* [Your objective]: Copy out all the entries word for word.

* [Items]:
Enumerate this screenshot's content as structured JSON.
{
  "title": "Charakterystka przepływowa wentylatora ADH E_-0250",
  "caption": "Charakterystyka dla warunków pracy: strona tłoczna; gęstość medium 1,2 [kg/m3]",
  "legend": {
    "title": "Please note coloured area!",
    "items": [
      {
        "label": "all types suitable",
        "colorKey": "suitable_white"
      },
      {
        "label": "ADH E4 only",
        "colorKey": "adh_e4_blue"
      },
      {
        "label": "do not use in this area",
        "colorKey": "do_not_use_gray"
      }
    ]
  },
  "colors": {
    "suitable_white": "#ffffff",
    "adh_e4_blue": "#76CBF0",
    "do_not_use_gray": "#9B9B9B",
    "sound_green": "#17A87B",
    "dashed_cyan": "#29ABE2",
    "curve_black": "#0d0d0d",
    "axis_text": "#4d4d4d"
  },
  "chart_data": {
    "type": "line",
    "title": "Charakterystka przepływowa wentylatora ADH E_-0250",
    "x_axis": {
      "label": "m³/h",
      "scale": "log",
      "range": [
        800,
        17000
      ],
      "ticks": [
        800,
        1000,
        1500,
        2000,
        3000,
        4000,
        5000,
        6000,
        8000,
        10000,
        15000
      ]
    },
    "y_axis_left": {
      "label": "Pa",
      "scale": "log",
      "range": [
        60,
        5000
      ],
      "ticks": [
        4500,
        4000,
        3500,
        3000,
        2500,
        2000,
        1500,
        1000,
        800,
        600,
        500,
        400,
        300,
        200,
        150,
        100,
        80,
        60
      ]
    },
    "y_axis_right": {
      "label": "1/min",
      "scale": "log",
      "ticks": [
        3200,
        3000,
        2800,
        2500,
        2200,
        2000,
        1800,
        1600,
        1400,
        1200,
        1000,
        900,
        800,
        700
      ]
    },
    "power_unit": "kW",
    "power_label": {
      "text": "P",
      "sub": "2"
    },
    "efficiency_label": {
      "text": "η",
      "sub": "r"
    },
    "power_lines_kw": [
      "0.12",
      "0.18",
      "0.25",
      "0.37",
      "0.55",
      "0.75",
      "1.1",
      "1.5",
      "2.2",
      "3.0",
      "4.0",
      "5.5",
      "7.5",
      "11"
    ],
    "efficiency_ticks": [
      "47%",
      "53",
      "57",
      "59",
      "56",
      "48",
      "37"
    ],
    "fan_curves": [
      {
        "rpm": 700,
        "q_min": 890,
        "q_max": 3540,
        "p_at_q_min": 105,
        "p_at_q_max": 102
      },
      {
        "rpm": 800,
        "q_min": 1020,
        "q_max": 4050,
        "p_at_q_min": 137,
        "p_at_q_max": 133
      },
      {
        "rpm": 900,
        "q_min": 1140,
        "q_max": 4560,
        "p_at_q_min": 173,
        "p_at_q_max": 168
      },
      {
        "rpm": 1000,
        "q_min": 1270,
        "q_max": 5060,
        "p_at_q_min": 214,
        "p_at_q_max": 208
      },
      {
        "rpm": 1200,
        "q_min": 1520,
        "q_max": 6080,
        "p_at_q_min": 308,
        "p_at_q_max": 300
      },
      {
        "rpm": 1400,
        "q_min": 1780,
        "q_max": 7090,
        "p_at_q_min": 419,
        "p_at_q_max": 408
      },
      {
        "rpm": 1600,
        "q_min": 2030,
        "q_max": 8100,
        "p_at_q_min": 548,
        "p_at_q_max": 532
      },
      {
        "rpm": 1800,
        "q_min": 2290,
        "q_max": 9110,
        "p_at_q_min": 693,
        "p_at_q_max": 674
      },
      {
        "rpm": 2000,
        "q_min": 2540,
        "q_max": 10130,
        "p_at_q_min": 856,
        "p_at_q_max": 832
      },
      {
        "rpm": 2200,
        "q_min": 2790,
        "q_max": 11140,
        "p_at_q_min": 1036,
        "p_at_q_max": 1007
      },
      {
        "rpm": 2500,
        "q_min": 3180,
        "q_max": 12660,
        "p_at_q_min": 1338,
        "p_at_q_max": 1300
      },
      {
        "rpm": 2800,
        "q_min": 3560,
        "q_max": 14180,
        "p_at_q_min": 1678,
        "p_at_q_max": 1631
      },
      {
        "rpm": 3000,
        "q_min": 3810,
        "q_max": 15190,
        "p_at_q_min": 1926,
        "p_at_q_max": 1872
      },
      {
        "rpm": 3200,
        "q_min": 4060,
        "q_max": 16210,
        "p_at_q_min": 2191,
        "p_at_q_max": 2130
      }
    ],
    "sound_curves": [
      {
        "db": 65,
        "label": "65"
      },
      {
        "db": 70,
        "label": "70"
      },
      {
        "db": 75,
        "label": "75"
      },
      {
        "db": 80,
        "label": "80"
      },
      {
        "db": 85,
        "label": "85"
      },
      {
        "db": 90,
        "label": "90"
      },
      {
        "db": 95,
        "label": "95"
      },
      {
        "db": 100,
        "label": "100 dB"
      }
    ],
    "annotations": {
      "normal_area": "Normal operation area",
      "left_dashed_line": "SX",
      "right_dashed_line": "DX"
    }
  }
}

* [Exercise output]:
Enumerate this screenshot's content as structured JSON.
{
  "title": "Charakterystka przepływowa wentylatora ADH E_-0250",
  "caption": "Charakterystyka dla warunków pracy: strona tłoczna; gęstość medium 1,2 [kg/m3]",
  "legend": {
    "title": "Please note coloured area!",
    "items": [
      {
        "label": "all types suitable",
        "colorKey": "suitable_white"
      },
      {
        "label": "ADH E4 only",
        "colorKey": "adh_e4_blue"
      },
      {
        "label": "do not use in this area",
        "colorKey": "do_not_use_gray"
      }
    ]
  },
  "colors": {
    "suitable_white": "#ffffff",
    "adh_e4_blue": "#76CBF0",
    "do_not_use_gray": "#9B9B9B",
    "sound_green": "#17A87B",
    "dashed_cyan": "#29ABE2",
    "curve_black": "#0d0d0d",
    "axis_text": "#4d4d4d"
  },
  "chart_data": {
    "type": "line",
    "title": "Charakterystka przepływowa wentylatora ADH E_-0250",
    "x_axis": {
      "label": "m³/h",
      "scale": "log",
      "range": [
        800,
        17000
      ],
      "ticks": [
        800,
        1000,
        1500,
        2000,
        3000,
        4000,
        5000,
        6000,
        8000,
        10000,
        15000
      ]
    },
    "y_axis_left": {
      "label": "Pa",
      "scale": "log",
      "range": [
        60,
        5000
      ],
      "ticks": [
        4500,
        4000,
        3500,
        3000,
        2500,
        2000,
        1500,
        1000,
        800,
        600,
        500,
        400,
        300,
        200,
        150,
        100,
        80,
        60
      ]
    },
    "y_axis_right": {
      "label": "1/min",
      "scale": "log",
      "ticks": [
        3200,
        3000,
        2800,
        2500,
        2200,
        2000,
        1800,
        1600,
        1400,
        1200,
        1000,
        900,
        800,
        700
      ]
    },
    "power_unit": "kW",
    "power_label": {
      "text": "P",
      "sub": "2"
    },
    "efficiency_label": {
      "text": "η",
      "sub": "r"
    },
    "power_lines_kw": [
      "0.12",
      "0.18",
      "0.25",
      "0.37",
      "0.55",
      "0.75",
      "1.1",
      "1.5",
      "2.2",
      "3.0",
      "4.0",
      "5.5",
      "7.5",
      "11"
    ],
    "efficiency_ticks": [
      "47%",
      "53",
      "57",
      "59",
      "56",
      "48",
      "37"
    ],
    "fan_curves": [
      {
        "rpm": 700,
        "q_min": 890,
        "q_max": 3540,
        "p_at_q_min": 105,
        "p_at_q_max": 102
      },
      {
        "rpm": 800,
        "q_min": 1020,
        "q_max": 4050,
        "p_at_q_min": 137,
        "p_at_q_max": 133
      },
      {
        "rpm": 900,
        "q_min": 1140,
        "q_max": 4560,
        "p_at_q_min": 173,
        "p_at_q_max": 168
      },
      {
        "rpm": 1000,
        "q_min": 1270,
        "q_max": 5060,
        "p_at_q_min": 214,
        "p_at_q_max": 208
      },
      {
        "rpm": 1200,
        "q_min": 1520,
        "q_max": 6080,
        "p_at_q_min": 308,
        "p_at_q_max": 300
      },
      {
        "rpm": 1400,
        "q_min": 1780,
        "q_max": 7090,
        "p_at_q_min": 419,
        "p_at_q_max": 408
      },
      {
        "rpm": 1600,
        "q_min": 2030,
        "q_max": 8100,
        "p_at_q_min": 548,
        "p_at_q_max": 532
      },
      {
        "rpm": 1800,
        "q_min": 2290,
        "q_max": 9110,
        "p_at_q_min": 693,
        "p_at_q_max": 674
      },
      {
        "rpm": 2000,
        "q_min": 2540,
        "q_max": 10130,
        "p_at_q_min": 856,
        "p_at_q_max": 832
      },
      {
        "rpm": 2200,
        "q_min": 2790,
        "q_max": 11140,
        "p_at_q_min": 1036,
        "p_at_q_max": 1007
      },
      {
        "rpm": 2500,
        "q_min": 3180,
        "q_max": 12660,
        "p_at_q_min": 1338,
        "p_at_q_max": 1300
      },
      {
        "rpm": 2800,
        "q_min": 3560,
        "q_max": 14180,
        "p_at_q_min": 1678,
        "p_at_q_max": 1631
      },
      {
        "rpm": 3000,
        "q_min": 3810,
        "q_max": 15190,
        "p_at_q_min": 1926,
        "p_at_q_max": 1872
      },
      {
        "rpm": 3200,
        "q_min": 4060,
        "q_max": 16210,
        "p_at_q_min": 2191,
        "p_at_q_max": 2130
      }
    ],
    "sound_curves": [
      {
        "db": 65,
        "label": "65"
      },
      {
        "db": 70,
        "label": "70"
      },
      {
        "db": 75,
        "label": "75"
      },
      {
        "db": 80,
        "label": "80"
      },
      {
        "db": 85,
        "label": "85"
      },
      {
        "db": 90,
        "label": "90"
      },
      {
        "db": 95,
        "label": "95"
      },
      {
        "db": 100,
        "label": "100 dB"
      }
    ],
    "annotations": {
      "normal_area": "Normal operation area",
      "left_dashed_line": "SX",
      "right_dashed_line": "DX"
    }
  }
}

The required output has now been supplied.